Spatial layout data:
● ● ● ● ●
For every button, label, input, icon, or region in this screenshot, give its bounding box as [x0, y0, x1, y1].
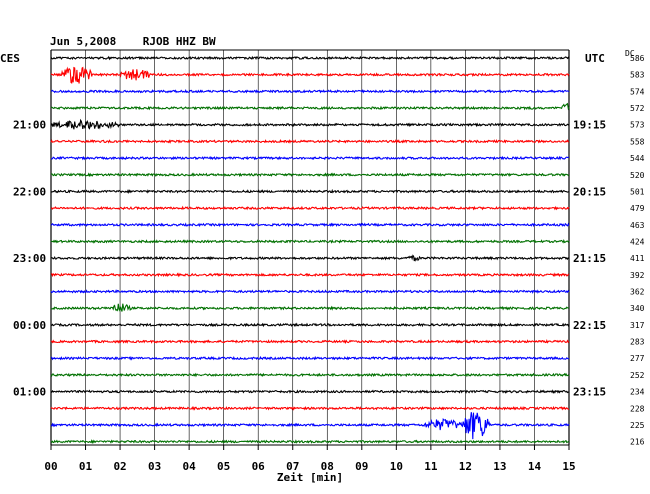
trace-row-18 — [51, 355, 570, 361]
grid-layer — [50, 49, 570, 450]
trace-row-10 — [50, 222, 570, 228]
trace-row-4 — [50, 118, 570, 130]
trace-row-6 — [50, 155, 570, 161]
trace-row-20 — [50, 389, 570, 394]
trace-row-1 — [50, 66, 570, 84]
dc-offset-row-2: 574 — [630, 87, 645, 96]
trace-row-17 — [50, 339, 570, 345]
trace-row-7 — [50, 172, 570, 178]
dc-offset-row-20: 234 — [630, 388, 645, 397]
dc-offset-row-19: 252 — [630, 371, 645, 380]
right-axis-title: UTC — [585, 52, 605, 65]
x-tick-label-15: 15 — [562, 460, 575, 473]
x-tick-label-01: 01 — [79, 460, 93, 473]
right-time-label-2015: 20:15 — [573, 185, 606, 198]
dc-offset-row-4: 573 — [630, 121, 645, 130]
x-tick-label-08: 08 — [321, 460, 334, 473]
trace-layer — [50, 55, 570, 445]
trace-row-0 — [50, 55, 570, 61]
x-tick-label-03: 03 — [148, 460, 161, 473]
right-time-label-2215: 22:15 — [573, 319, 606, 332]
dc-offset-row-15: 340 — [630, 304, 645, 313]
dc-offset-row-18: 277 — [630, 354, 645, 363]
label-layer: 00 01 02 03 04 05 06 07 08 09 10 11 12 13 14 15 586 583 57… — [13, 54, 645, 473]
x-tick-label-11: 11 — [424, 460, 438, 473]
left-time-label-0000: 00:00 — [13, 319, 46, 332]
dc-offset-row-9: 479 — [630, 204, 645, 213]
x-tick-label-13: 13 — [493, 460, 506, 473]
dc-offset-row-17: 283 — [630, 338, 645, 347]
trace-row-12 — [51, 254, 569, 262]
dc-offset-row-10: 463 — [630, 221, 645, 230]
left-time-label-2200: 22:00 — [13, 185, 46, 198]
x-tick-label-07: 07 — [286, 460, 299, 473]
x-axis-label: Zeit [min] — [277, 471, 343, 484]
dc-offset-row-14: 362 — [630, 288, 645, 297]
trace-row-21 — [50, 405, 569, 411]
dc-offset-row-11: 424 — [630, 237, 645, 246]
dc-offset-row-16: 317 — [630, 321, 645, 330]
dc-offset-row-5: 558 — [630, 137, 645, 146]
trace-row-5 — [50, 138, 570, 144]
right-time-label-1915: 19:15 — [573, 119, 606, 132]
dc-offset-row-1: 583 — [630, 71, 645, 80]
x-tick-label-00: 00 — [44, 460, 57, 473]
left-time-label-2300: 23:00 — [13, 252, 46, 265]
x-tick-label-10: 10 — [390, 460, 403, 473]
trace-row-8 — [50, 188, 570, 194]
x-tick-label-09: 09 — [355, 460, 368, 473]
dc-header: DC — [625, 49, 635, 58]
trace-row-14 — [50, 289, 570, 294]
trace-row-2 — [51, 89, 570, 94]
trace-row-13 — [50, 272, 570, 278]
dc-offset-row-0: 586 — [630, 54, 645, 63]
dc-offset-row-8: 501 — [630, 187, 645, 196]
dc-offset-row-22: 225 — [630, 421, 645, 430]
trace-row-23 — [50, 439, 570, 445]
trace-row-16 — [50, 322, 570, 328]
trace-row-9 — [50, 205, 570, 211]
x-tick-label-05: 05 — [217, 460, 230, 473]
dc-offset-row-6: 544 — [630, 154, 645, 163]
dc-offset-row-13: 392 — [630, 271, 645, 280]
trace-row-3 — [50, 102, 570, 111]
x-tick-label-04: 04 — [183, 460, 197, 473]
trace-row-15 — [50, 303, 569, 313]
right-time-label-2115: 21:15 — [573, 252, 606, 265]
dc-offset-row-12: 411 — [630, 254, 645, 263]
left-time-label-0100: 01:00 — [13, 386, 46, 399]
trace-row-11 — [50, 239, 570, 244]
trace-row-19 — [50, 372, 570, 378]
x-tick-label-06: 06 — [252, 460, 266, 473]
dc-offset-row-7: 520 — [630, 171, 645, 180]
chart-title: Jun 5,2008 RJOB HHZ BW — [50, 35, 216, 48]
x-tick-label-14: 14 — [528, 460, 542, 473]
x-tick-label-12: 12 — [459, 460, 472, 473]
x-tick-label-02: 02 — [113, 460, 126, 473]
dc-offset-row-3: 572 — [630, 104, 645, 113]
left-axis-title: CES — [0, 52, 20, 65]
dc-offset-row-21: 228 — [630, 404, 645, 413]
left-time-label-2100: 21:00 — [13, 119, 46, 132]
right-time-label-2315: 23:15 — [573, 386, 606, 399]
dc-offset-row-23: 216 — [630, 438, 645, 447]
trace-row-22 — [50, 412, 570, 440]
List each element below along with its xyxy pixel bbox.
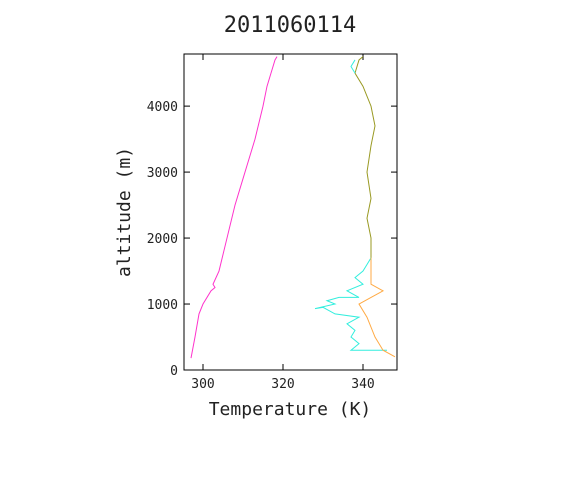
profile-line — [354, 56, 376, 258]
x-axis-label: Temperature (K) — [209, 399, 372, 420]
x-tick-label: 340 — [351, 377, 374, 392]
y-tick-label: 2000 — [147, 232, 178, 247]
y-axis-label: altitude (m) — [114, 147, 135, 277]
profile-line — [350, 59, 356, 74]
profile-line — [314, 257, 387, 351]
plot-frame — [183, 53, 398, 371]
profile-line — [190, 56, 278, 359]
chart-title: 2011060114 — [224, 13, 356, 38]
x-tick-label: 320 — [271, 377, 294, 392]
y-tick-label: 3000 — [147, 166, 178, 181]
y-tick-label: 0 — [170, 364, 178, 379]
profile-line — [358, 257, 396, 358]
y-tick-label: 4000 — [147, 100, 178, 115]
y-tick-label: 1000 — [147, 298, 178, 313]
x-tick-label: 300 — [191, 377, 214, 392]
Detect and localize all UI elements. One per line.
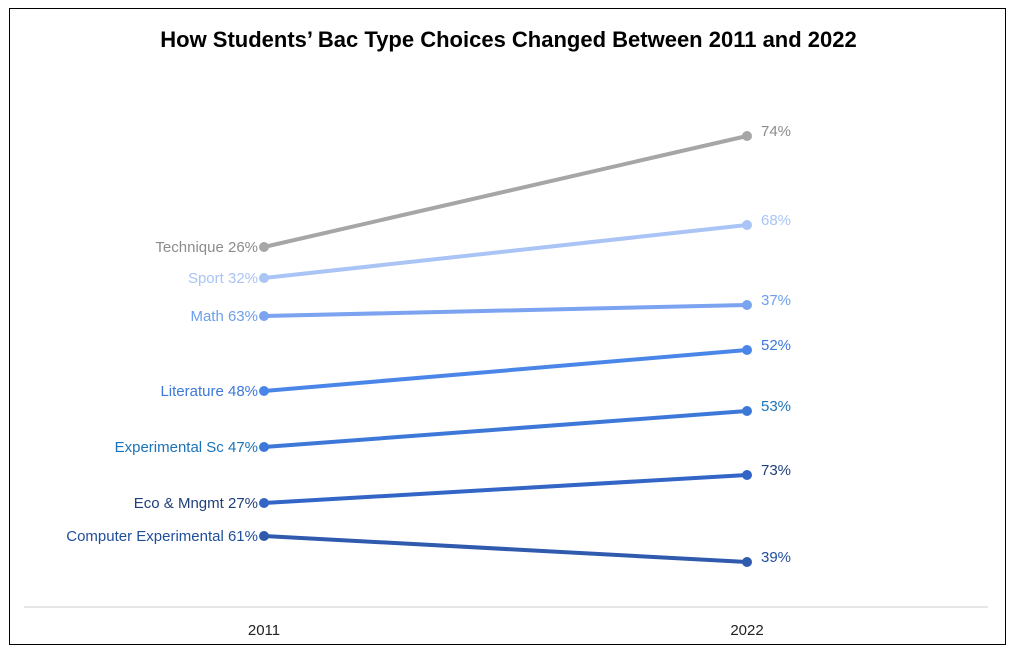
x-tick-label-2011: 2011: [248, 622, 280, 639]
start-label-sport: Sport 32%: [188, 270, 258, 287]
point-literature-2022: [742, 345, 752, 355]
point-eco-mngmt-2011: [259, 498, 269, 508]
start-label-eco-mngmt: Eco & Mngmt 27%: [134, 495, 258, 512]
start-label-math: Math 63%: [190, 308, 258, 325]
end-label-eco-mngmt: 73%: [761, 462, 791, 479]
end-label-math: 37%: [761, 292, 791, 309]
point-computer-experimental-2022: [742, 557, 752, 567]
start-label-experimental-sc: Experimental Sc 47%: [115, 439, 258, 456]
series-line-eco-mngmt: [262, 473, 749, 505]
series-line-sport: [262, 223, 749, 280]
point-technique-2011: [259, 242, 269, 252]
point-computer-experimental-2011: [259, 531, 269, 541]
end-label-literature: 52%: [761, 337, 791, 354]
chart-title: How Students’ Bac Type Choices Changed B…: [160, 27, 857, 52]
series-line-literature: [262, 348, 749, 393]
series-line-computer-experimental: [262, 534, 749, 564]
chart-frame: How Students’ Bac Type Choices Changed B…: [9, 8, 1006, 645]
point-sport-2022: [742, 220, 752, 230]
point-experimental-sc-2022: [742, 406, 752, 416]
point-sport-2011: [259, 273, 269, 283]
series-line-technique: [262, 134, 749, 249]
start-label-computer-experimental: Computer Experimental 61%: [66, 528, 258, 545]
end-label-experimental-sc: 53%: [761, 398, 791, 415]
point-eco-mngmt-2022: [742, 470, 752, 480]
x-tick-label-2022: 2022: [730, 622, 763, 639]
end-label-sport: 68%: [761, 212, 791, 229]
series-line-experimental-sc: [262, 409, 749, 449]
start-label-technique: Technique 26%: [155, 239, 258, 256]
end-label-computer-experimental: 39%: [761, 549, 791, 566]
point-experimental-sc-2011: [259, 442, 269, 452]
point-literature-2011: [259, 386, 269, 396]
start-label-literature: Literature 48%: [160, 383, 258, 400]
point-math-2011: [259, 311, 269, 321]
point-math-2022: [742, 300, 752, 310]
series-line-math: [262, 303, 749, 318]
point-technique-2022: [742, 131, 752, 141]
end-label-technique: 74%: [761, 123, 791, 140]
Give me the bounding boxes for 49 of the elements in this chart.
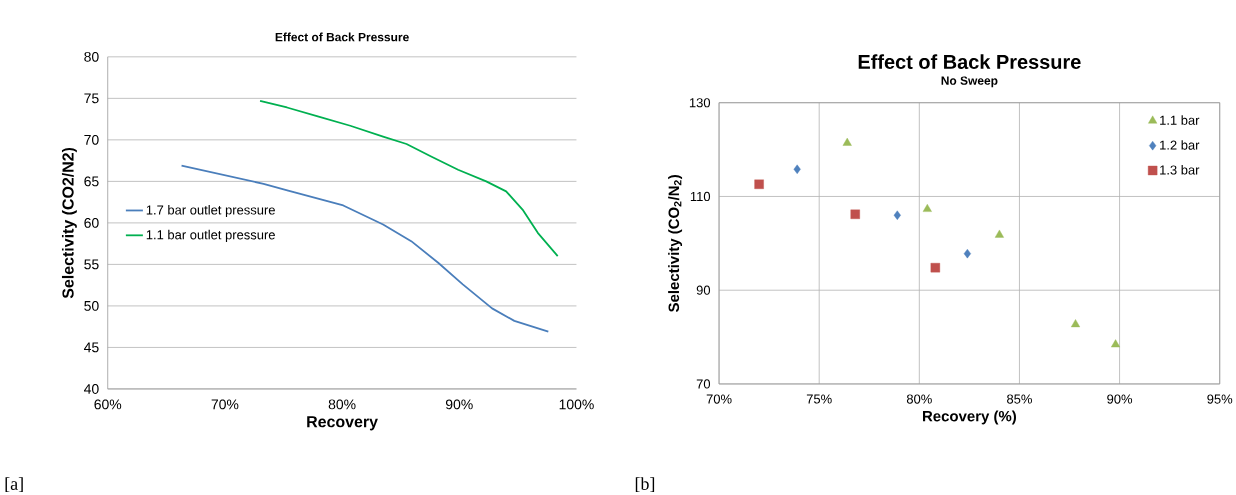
- legend-label: 1.3 bar: [1160, 165, 1200, 175]
- legend-label: 1.1 bar: [1160, 115, 1200, 126]
- y-tick-label: 40: [83, 384, 99, 395]
- x-tick-label: 80%: [906, 394, 932, 404]
- x-tick-label: 75%: [806, 394, 832, 404]
- y-tick-label: 60: [84, 218, 99, 229]
- y-axis-title: Selectivity (CO$_{2}$/N$_{2}$): [668, 175, 683, 313]
- point: [1111, 339, 1121, 348]
- point: [754, 179, 764, 190]
- x-axis-title: Recovery: [307, 416, 378, 431]
- x-tick-label: 60%: [94, 399, 122, 410]
- point: [922, 204, 932, 212]
- y-tick-label: 110: [690, 192, 711, 202]
- y-tick-label: 65: [84, 176, 99, 187]
- x-tick-label: 80%: [328, 399, 356, 410]
- y-tick-label: 55: [84, 259, 99, 270]
- x-axis-title: Recovery (%): [922, 410, 1016, 425]
- y-tick-label: 45: [83, 342, 99, 353]
- point: [930, 263, 941, 273]
- legend-label: 1.7 bar outlet pressure: [146, 205, 275, 218]
- chart-title: Effect of Back Pressure: [858, 54, 1081, 70]
- x-tick-label: 85%: [1007, 394, 1032, 404]
- text: [b]: [635, 477, 655, 493]
- point: [963, 249, 971, 259]
- x-tick-label: 90%: [1107, 394, 1133, 404]
- point: [793, 164, 801, 175]
- legend-label: 1.2 bar: [1160, 140, 1200, 150]
- y-tick-label: 80: [84, 52, 99, 62]
- legend-label: 1.1 bar outlet pressure: [146, 230, 275, 243]
- point: [842, 138, 852, 146]
- x-tick-label: 70%: [211, 399, 239, 410]
- chart-title: Effect of Back Pressure: [275, 32, 409, 42]
- y-tick-label: 70: [696, 379, 711, 389]
- y-tick-label: 75: [84, 93, 99, 104]
- point: [893, 210, 901, 221]
- x-tick-label: 90%: [445, 399, 473, 410]
- x-tick-label: 95%: [1207, 394, 1233, 404]
- x-tick-label: 70%: [706, 394, 732, 404]
- x-tick-label: 100%: [559, 399, 594, 410]
- y-tick-label: 130: [689, 98, 711, 108]
- y-tick-label: 70: [84, 135, 99, 145]
- y-tick-label: 50: [84, 301, 99, 312]
- y-axis-title: Selectivity (CO2/N2): [61, 148, 77, 299]
- point: [994, 229, 1004, 238]
- point: [850, 209, 860, 220]
- y-tick-label: 90: [696, 285, 711, 295]
- text: [a]: [5, 477, 23, 493]
- point: [1071, 319, 1081, 328]
- chart-subtitle: No Sweep: [941, 76, 998, 88]
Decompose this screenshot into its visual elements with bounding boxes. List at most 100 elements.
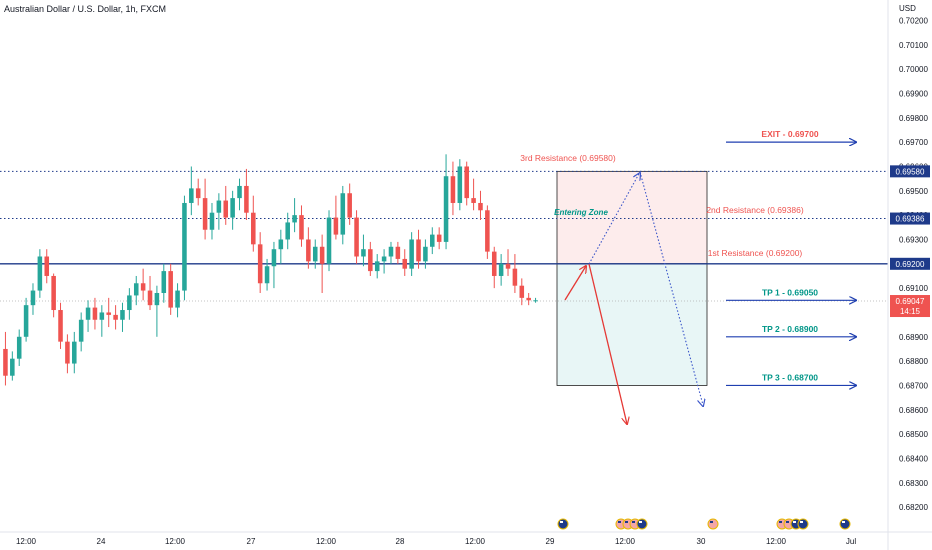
time-tick: 27 [247, 537, 256, 546]
candle-body [202, 198, 208, 230]
flag-canton [618, 521, 621, 523]
current-price-label: 0.69047 [896, 297, 925, 306]
candle [450, 161, 456, 216]
candle-body [333, 217, 339, 235]
candle [237, 178, 242, 211]
candle-body [505, 263, 511, 269]
us-flag-icon[interactable] [707, 518, 719, 530]
candle-body [99, 312, 105, 320]
candle [340, 185, 346, 245]
candle-body [478, 202, 483, 211]
time-tick: 12:00 [465, 537, 486, 546]
target-label: EXIT - 0.69700 [761, 129, 818, 139]
time-tick: 12:00 [766, 537, 787, 546]
candle-body [168, 271, 173, 308]
candle [195, 178, 201, 206]
flag-circle [707, 518, 719, 530]
candle-body [368, 249, 373, 272]
candle [182, 195, 187, 301]
time-tick: 28 [396, 537, 405, 546]
candle-body [361, 249, 366, 257]
level-label: 2nd Resistance (0.69386) [706, 205, 804, 215]
au-flag-icon[interactable] [636, 518, 648, 530]
candle-body [278, 239, 284, 250]
candle [175, 283, 180, 318]
candle-body [381, 256, 387, 262]
flag-circle [557, 518, 569, 530]
au-flag-icon[interactable] [839, 518, 851, 530]
candle [78, 312, 84, 352]
price-tick: 0.69300 [899, 235, 928, 244]
candle [140, 268, 146, 301]
candle [347, 183, 352, 225]
candle-body [443, 176, 449, 242]
trade-zones [556, 170, 708, 386]
currency-label: USD [899, 4, 916, 13]
level-price-tag-label: 0.69386 [896, 215, 925, 224]
candle-body [58, 310, 63, 342]
candle [216, 193, 222, 230]
candle [381, 249, 387, 274]
candle-body [223, 200, 229, 218]
candle [189, 166, 194, 216]
candle-body [264, 266, 270, 284]
candle [99, 305, 105, 337]
candle [326, 210, 332, 272]
time-tick: 12:00 [16, 537, 37, 546]
candle [3, 331, 8, 386]
candle-body [354, 217, 359, 257]
candle-body [44, 256, 50, 276]
candle [278, 229, 284, 264]
candle-body [154, 292, 160, 306]
candle-body [216, 200, 222, 213]
flag-circle [797, 518, 809, 530]
flag-canton [632, 521, 635, 523]
candle [51, 273, 56, 318]
economic-events[interactable] [557, 518, 851, 530]
candle-body [340, 193, 346, 235]
au-flag-icon[interactable] [557, 518, 569, 530]
candle [436, 227, 442, 250]
price-tick: 0.69700 [899, 138, 928, 147]
candle [65, 334, 70, 374]
candle-body [10, 358, 15, 376]
candle [23, 297, 29, 342]
price-tick: 0.70000 [899, 65, 928, 74]
candle-body [72, 341, 77, 364]
flag-canton [793, 521, 796, 523]
candle-body [326, 217, 332, 264]
candle-body [457, 166, 463, 203]
candle [430, 227, 435, 255]
flag-canton [710, 521, 713, 523]
candle-body [491, 251, 497, 276]
candle [30, 283, 36, 315]
level-label: 3rd Resistance (0.69580) [520, 153, 616, 163]
countdown-label: 14:15 [900, 307, 921, 316]
candle [133, 275, 139, 306]
candle-body [78, 319, 84, 342]
candle [471, 178, 476, 211]
current-price-tag [890, 295, 930, 318]
candle [106, 297, 111, 328]
price-axis: 0.70200 0.70100 0.70000 0.69900 0.69800 0.697… [887, 0, 930, 550]
red-arrow-up [564, 266, 586, 301]
level-price-tag [890, 257, 930, 270]
red-arrow-down [588, 263, 627, 424]
au-flag-icon[interactable] [797, 518, 809, 530]
candle-body [244, 185, 249, 213]
candle [202, 178, 208, 240]
candle [264, 258, 270, 291]
candle-body [120, 310, 125, 320]
candle [402, 249, 408, 276]
candle-body [182, 202, 187, 291]
annotations: 3rd Resistance (0.69580) 2nd Resistance (… [520, 129, 856, 424]
level-price-tag-label: 0.69580 [896, 167, 925, 176]
candle-body [299, 215, 304, 240]
projected-arrow-down [700, 395, 703, 406]
candle-body [436, 234, 442, 242]
candle-body [485, 210, 490, 252]
time-tick: 12:00 [615, 537, 636, 546]
candle [409, 232, 414, 276]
● ● ● ● ●
What the task asks |
Go through the records above and copy out each line that contains the string "Changed". Leave out all other lines.

Complete response |
chart-title: How Students’ Bac Type Choices Changed B…: [160, 27, 857, 52]
chart-frame: How Students’ Bac Type Choices Changed B…: [9, 8, 1006, 645]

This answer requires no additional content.